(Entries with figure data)
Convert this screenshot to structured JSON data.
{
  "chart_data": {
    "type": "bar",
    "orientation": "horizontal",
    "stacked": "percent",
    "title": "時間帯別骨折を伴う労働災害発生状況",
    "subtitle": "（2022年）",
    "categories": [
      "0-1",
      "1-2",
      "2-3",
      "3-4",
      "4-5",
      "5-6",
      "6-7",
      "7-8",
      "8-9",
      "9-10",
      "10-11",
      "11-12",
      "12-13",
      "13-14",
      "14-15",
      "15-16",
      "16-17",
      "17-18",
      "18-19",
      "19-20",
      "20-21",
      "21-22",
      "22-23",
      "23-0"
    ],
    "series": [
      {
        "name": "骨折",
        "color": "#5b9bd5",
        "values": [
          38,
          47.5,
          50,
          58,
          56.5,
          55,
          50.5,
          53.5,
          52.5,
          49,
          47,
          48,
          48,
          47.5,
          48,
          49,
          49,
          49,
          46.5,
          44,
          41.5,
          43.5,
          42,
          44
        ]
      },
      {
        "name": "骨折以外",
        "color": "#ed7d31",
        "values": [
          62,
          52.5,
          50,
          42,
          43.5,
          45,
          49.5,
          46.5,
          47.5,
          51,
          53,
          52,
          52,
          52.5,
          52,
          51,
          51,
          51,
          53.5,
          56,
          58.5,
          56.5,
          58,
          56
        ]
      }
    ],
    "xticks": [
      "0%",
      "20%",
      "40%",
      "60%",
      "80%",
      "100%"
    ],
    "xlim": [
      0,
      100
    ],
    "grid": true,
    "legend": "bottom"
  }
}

→ WORK INSTRUCTIONS
Make an exact copy of all the data.

→ EXERCISE SOLUTION
Convert this screenshot to structured JSON data.
{
  "chart_data": {
    "type": "bar",
    "orientation": "horizontal",
    "stacked": "percent",
    "title": "時間帯別骨折を伴う労働災害発生状況",
    "subtitle": "（2022年）",
    "categories": [
      "0-1",
      "1-2",
      "2-3",
      "3-4",
      "4-5",
      "5-6",
      "6-7",
      "7-8",
      "8-9",
      "9-10",
      "10-11",
      "11-12",
      "12-13",
      "13-14",
      "14-15",
      "15-16",
      "16-17",
      "17-18",
      "18-19",
      "19-20",
      "20-21",
      "21-22",
      "22-23",
      "23-0"
    ],
    "series": [
      {
        "name": "骨折",
        "color": "#5b9bd5",
        "values": [
          38,
          47.5,
          50,
          58,
          56.5,
          55,
          50.5,
          53.5,
          52.5,
          49,
          47,
          48,
          48,
          47.5,
          48,
          49,
          49,
          49,
          46.5,
          44,
          41.5,
          43.5,
          42,
          44
        ]
      },
      {
        "name": "骨折以外",
        "color": "#ed7d31",
        "values": [
          62,
          52.5,
          50,
          42,
          43.5,
          45,
          49.5,
          46.5,
          47.5,
          51,
          53,
          52,
          52,
          52.5,
          52,
          51,
          51,
          51,
          53.5,
          56,
          58.5,
          56.5,
          58,
          56
        ]
      }
    ],
    "xticks": [
      "0%",
      "20%",
      "40%",
      "60%",
      "80%",
      "100%"
    ],
    "xlim": [
      0,
      100
    ],
    "grid": true,
    "legend": "bottom"
  }
}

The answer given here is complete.